▸ **Entries**:
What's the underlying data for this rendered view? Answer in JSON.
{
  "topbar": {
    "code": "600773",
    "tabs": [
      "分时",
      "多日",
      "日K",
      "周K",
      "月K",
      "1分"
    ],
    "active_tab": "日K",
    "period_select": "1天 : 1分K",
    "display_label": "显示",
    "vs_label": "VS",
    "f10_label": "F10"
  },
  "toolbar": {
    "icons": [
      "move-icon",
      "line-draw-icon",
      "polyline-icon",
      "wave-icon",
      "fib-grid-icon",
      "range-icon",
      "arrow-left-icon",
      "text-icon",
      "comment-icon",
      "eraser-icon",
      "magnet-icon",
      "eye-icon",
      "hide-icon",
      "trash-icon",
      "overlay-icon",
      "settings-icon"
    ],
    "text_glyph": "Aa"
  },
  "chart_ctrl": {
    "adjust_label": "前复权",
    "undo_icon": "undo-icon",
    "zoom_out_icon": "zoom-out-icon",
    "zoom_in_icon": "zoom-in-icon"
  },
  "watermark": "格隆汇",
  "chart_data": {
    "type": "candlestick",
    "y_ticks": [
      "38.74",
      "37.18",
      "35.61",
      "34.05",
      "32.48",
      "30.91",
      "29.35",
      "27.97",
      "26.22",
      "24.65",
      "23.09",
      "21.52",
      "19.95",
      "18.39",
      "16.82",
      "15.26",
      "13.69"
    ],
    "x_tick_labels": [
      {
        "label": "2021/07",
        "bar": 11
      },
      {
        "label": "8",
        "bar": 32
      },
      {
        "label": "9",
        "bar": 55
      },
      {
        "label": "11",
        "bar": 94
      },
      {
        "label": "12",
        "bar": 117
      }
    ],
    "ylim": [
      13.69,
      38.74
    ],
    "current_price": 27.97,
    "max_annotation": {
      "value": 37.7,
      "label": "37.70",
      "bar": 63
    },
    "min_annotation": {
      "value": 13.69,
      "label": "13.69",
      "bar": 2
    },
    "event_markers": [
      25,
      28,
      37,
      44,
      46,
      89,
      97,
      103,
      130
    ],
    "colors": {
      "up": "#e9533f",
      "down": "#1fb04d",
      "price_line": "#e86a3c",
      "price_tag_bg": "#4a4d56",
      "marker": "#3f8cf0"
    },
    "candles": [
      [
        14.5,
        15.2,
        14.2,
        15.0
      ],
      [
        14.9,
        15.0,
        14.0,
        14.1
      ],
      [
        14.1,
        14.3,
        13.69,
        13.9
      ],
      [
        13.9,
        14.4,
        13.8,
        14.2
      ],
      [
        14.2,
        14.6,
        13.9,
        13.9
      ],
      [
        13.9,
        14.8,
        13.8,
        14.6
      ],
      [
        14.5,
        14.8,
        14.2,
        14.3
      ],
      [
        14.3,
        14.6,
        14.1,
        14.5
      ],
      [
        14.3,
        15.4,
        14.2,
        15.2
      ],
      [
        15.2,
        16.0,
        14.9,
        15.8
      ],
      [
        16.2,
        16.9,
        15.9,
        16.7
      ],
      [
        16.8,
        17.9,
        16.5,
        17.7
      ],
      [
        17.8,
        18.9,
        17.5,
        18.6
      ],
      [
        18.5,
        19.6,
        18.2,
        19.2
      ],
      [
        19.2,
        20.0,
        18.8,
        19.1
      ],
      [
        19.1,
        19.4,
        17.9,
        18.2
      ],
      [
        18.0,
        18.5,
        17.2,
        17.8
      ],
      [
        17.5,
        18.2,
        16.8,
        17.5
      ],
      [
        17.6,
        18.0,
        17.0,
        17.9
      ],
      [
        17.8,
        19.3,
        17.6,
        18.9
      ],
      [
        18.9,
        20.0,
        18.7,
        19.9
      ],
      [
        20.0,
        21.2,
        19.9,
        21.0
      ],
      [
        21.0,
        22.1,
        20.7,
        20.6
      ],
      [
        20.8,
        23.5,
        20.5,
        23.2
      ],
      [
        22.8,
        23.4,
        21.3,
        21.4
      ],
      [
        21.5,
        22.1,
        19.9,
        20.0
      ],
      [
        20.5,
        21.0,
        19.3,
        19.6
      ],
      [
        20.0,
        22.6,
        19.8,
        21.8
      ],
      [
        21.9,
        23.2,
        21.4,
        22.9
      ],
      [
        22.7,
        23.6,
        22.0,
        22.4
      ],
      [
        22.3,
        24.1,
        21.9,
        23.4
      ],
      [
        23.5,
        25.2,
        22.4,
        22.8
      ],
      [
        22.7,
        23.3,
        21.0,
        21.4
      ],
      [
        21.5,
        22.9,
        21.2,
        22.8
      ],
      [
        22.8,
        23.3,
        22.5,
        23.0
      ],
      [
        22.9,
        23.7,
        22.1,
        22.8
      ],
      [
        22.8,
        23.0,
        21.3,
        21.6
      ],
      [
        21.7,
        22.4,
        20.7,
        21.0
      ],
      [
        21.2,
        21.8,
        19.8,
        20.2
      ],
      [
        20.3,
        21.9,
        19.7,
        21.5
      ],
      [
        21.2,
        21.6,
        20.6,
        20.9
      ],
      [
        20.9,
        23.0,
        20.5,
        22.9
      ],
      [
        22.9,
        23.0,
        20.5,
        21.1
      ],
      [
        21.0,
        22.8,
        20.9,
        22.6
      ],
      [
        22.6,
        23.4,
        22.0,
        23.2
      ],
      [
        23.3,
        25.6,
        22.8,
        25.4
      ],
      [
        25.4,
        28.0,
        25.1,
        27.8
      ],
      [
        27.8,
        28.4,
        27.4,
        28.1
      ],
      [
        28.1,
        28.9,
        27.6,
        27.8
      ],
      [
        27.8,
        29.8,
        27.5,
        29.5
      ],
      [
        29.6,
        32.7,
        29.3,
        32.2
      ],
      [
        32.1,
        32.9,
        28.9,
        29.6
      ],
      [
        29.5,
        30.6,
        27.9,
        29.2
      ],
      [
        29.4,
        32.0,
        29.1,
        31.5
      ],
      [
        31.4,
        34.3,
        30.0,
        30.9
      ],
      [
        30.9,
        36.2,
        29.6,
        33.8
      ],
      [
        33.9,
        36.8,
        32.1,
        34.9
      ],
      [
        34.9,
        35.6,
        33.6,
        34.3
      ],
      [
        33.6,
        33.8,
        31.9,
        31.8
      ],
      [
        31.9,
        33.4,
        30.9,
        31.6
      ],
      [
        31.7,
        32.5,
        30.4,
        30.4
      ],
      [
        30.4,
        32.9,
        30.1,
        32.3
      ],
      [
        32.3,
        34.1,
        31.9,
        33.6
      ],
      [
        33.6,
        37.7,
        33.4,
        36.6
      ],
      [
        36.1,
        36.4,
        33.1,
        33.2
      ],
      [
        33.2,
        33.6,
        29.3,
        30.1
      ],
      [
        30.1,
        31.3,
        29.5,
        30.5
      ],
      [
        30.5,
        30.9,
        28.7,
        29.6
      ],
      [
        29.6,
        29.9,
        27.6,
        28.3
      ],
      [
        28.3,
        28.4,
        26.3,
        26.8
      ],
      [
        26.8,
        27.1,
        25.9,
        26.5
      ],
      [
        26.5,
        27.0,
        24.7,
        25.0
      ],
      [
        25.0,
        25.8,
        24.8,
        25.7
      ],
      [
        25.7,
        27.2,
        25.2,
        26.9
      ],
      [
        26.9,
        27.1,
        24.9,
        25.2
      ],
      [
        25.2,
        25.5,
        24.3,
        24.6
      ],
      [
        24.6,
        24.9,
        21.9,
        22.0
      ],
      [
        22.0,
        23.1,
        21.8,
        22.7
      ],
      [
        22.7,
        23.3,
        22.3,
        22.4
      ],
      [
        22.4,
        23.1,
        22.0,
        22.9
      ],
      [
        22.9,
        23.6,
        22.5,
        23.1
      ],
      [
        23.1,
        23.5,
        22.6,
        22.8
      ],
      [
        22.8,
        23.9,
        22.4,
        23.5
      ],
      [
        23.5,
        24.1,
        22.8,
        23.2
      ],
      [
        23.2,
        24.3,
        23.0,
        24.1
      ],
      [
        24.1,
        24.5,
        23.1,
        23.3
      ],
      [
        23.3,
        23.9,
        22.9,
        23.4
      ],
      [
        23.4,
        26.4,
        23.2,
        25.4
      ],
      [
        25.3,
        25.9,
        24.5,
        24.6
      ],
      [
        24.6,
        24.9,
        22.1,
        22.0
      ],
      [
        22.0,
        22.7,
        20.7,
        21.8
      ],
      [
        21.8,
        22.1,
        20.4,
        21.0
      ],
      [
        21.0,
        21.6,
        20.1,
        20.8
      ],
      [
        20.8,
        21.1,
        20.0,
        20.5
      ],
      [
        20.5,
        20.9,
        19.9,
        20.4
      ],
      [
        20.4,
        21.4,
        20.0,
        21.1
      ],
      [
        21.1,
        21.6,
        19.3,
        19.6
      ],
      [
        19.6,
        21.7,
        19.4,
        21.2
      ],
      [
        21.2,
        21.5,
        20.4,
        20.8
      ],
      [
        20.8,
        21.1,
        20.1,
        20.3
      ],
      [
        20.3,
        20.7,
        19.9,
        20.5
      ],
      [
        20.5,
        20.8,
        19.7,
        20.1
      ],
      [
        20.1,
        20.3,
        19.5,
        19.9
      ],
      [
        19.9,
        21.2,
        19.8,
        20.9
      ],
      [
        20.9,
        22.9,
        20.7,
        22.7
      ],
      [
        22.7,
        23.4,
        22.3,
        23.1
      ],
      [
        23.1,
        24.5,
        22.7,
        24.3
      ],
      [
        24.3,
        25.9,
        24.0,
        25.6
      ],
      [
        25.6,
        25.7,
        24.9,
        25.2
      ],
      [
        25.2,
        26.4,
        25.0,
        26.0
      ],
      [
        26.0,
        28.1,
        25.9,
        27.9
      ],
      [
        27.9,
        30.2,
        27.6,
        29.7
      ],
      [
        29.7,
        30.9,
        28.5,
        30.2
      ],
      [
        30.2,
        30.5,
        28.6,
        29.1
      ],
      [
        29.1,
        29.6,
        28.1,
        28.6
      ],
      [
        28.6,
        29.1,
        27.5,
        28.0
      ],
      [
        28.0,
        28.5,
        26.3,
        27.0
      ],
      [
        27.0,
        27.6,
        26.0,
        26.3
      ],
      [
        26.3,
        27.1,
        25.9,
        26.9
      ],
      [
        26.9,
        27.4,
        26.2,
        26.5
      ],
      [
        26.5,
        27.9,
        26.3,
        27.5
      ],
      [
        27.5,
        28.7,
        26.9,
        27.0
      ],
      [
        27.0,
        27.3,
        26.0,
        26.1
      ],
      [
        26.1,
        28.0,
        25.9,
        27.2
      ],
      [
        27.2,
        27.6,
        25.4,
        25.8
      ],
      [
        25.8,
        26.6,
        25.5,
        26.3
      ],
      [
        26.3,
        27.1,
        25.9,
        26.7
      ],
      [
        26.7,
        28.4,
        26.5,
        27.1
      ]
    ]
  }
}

▸ **Exercise prompt**:
Look through the material and say how many lines hold "zoom". Give the number only.

▸ **Exercise answer**:
2